**** Records to use ****

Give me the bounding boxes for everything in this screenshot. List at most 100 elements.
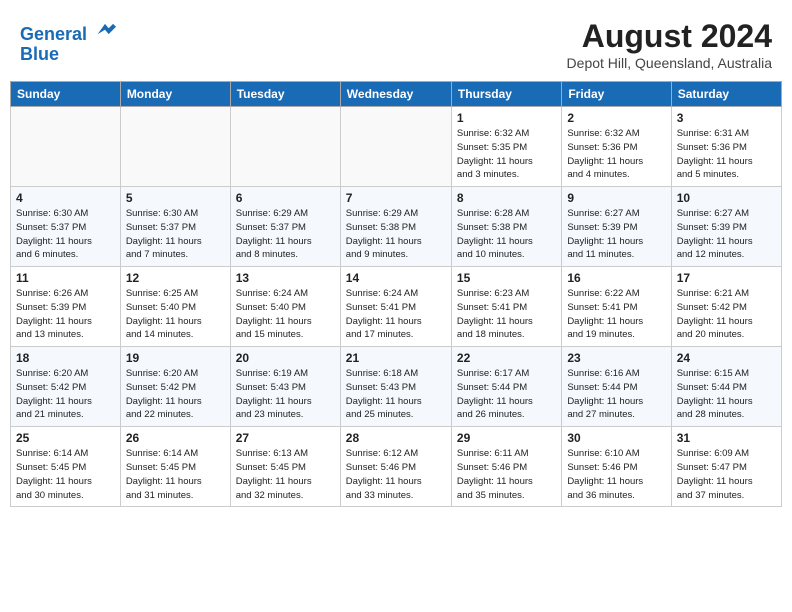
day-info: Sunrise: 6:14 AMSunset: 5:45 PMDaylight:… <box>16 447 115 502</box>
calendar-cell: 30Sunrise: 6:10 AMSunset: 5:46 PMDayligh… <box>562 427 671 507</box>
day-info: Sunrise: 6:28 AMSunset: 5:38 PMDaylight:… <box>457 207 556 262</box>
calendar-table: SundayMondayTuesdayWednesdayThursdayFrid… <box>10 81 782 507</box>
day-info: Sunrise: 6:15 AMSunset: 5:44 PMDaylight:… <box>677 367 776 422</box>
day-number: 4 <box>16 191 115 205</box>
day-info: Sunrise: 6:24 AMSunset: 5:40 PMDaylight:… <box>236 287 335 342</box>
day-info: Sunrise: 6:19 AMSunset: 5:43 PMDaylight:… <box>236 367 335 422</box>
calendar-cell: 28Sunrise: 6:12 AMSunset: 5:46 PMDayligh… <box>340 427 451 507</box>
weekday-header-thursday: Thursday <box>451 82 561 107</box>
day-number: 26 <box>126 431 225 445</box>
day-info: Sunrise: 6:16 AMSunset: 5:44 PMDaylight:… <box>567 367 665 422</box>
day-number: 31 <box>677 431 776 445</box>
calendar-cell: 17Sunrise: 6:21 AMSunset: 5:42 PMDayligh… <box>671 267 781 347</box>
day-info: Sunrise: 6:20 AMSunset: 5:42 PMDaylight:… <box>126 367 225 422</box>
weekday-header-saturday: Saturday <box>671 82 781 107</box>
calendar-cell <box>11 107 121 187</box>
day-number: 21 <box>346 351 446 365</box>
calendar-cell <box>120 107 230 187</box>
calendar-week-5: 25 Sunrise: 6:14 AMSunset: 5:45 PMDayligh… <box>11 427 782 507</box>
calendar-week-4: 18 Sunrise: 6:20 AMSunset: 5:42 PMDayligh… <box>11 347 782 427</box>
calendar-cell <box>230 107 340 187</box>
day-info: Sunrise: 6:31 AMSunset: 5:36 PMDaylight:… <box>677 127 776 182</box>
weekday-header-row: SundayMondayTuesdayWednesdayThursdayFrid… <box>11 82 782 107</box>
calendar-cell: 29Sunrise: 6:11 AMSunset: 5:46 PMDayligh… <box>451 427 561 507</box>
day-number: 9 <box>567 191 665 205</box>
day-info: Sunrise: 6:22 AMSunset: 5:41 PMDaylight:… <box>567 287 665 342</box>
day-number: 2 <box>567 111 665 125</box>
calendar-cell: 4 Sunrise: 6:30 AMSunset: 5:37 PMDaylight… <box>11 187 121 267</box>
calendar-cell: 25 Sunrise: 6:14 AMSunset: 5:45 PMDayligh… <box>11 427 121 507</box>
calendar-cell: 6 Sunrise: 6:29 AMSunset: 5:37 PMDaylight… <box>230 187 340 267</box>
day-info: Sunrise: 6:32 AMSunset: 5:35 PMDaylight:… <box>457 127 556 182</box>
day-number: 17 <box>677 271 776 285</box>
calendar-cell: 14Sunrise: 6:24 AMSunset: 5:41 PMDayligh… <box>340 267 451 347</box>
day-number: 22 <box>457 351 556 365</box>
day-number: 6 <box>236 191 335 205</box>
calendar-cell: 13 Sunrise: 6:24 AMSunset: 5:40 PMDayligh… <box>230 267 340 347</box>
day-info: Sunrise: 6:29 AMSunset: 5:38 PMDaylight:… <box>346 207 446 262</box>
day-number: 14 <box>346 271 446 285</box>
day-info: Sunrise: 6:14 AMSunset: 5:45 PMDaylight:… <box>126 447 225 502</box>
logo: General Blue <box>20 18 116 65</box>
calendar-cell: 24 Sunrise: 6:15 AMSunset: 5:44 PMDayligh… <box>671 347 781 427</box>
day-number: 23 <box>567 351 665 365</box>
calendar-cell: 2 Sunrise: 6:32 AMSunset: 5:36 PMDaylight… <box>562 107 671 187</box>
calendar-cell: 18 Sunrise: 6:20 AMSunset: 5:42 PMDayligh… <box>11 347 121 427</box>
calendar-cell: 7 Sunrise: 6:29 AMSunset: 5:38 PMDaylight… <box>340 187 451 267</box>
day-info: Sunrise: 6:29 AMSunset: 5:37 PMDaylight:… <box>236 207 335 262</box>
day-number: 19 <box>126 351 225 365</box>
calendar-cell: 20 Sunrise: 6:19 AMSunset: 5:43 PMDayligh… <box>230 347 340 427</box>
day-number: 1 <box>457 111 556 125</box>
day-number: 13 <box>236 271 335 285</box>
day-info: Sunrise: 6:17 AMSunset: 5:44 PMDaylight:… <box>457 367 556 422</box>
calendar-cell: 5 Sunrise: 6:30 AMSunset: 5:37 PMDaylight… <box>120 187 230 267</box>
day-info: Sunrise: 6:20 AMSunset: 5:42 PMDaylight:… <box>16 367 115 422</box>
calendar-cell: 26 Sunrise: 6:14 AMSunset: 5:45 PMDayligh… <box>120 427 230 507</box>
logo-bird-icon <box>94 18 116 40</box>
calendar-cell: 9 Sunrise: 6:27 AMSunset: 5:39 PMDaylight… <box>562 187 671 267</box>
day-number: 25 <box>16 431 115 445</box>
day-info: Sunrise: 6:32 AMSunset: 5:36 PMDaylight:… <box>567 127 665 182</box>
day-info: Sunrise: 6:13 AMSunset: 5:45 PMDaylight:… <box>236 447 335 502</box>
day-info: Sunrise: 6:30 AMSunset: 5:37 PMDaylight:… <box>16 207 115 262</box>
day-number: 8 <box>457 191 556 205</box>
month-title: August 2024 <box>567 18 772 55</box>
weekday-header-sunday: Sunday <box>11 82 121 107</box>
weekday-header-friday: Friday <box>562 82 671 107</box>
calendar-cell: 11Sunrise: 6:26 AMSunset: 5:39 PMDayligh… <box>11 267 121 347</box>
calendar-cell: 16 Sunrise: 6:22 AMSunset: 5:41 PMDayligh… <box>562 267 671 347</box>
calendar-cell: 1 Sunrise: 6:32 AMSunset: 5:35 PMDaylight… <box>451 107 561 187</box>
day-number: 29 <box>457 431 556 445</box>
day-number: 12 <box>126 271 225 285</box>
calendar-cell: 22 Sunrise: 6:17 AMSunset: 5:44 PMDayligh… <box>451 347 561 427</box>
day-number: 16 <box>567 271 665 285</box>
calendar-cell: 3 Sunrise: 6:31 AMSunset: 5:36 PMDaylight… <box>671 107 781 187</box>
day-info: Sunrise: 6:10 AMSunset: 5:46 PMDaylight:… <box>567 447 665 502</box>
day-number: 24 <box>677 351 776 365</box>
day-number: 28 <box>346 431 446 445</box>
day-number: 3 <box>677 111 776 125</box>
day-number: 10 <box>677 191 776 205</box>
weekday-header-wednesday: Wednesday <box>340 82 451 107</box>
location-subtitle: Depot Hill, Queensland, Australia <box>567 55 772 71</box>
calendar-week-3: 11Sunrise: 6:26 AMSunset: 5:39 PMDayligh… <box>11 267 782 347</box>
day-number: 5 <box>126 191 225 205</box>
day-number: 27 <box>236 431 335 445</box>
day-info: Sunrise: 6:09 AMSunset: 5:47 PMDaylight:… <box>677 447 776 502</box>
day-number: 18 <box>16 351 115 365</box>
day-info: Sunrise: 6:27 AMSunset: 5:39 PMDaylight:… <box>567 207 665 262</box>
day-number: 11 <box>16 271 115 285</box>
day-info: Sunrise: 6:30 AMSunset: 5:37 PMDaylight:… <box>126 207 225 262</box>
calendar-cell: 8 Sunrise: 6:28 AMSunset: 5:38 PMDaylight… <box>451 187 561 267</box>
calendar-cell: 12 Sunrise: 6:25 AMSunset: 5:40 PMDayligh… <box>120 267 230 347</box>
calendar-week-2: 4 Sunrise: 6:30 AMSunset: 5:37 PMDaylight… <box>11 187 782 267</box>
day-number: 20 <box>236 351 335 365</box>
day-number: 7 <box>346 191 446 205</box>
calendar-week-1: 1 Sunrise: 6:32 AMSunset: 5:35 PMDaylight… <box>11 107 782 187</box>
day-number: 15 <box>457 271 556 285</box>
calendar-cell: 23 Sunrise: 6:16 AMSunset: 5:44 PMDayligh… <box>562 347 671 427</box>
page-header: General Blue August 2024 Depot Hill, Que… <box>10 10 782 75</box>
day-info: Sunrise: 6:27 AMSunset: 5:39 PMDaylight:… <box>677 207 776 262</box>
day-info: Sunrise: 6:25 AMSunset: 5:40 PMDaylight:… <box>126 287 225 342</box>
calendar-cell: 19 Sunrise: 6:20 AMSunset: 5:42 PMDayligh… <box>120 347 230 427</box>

****

Work required: Duplicate the lines of the data starting at the line that contains "day-info: Sunrise: 6:14 AMSunset: 5:45 PMDaylight:… <box>16" and ending at the line that contains "day-info: Sunrise: 6:28", including both of those lines.

Output of the exercise:
day-info: Sunrise: 6:14 AMSunset: 5:45 PMDaylight:… <box>16 447 115 502</box>
calendar-cell: 30Sunrise: 6:10 AMSunset: 5:46 PMDayligh… <box>562 427 671 507</box>
day-info: Sunrise: 6:28 AMSunset: 5:38 PMDaylight:… <box>457 207 556 262</box>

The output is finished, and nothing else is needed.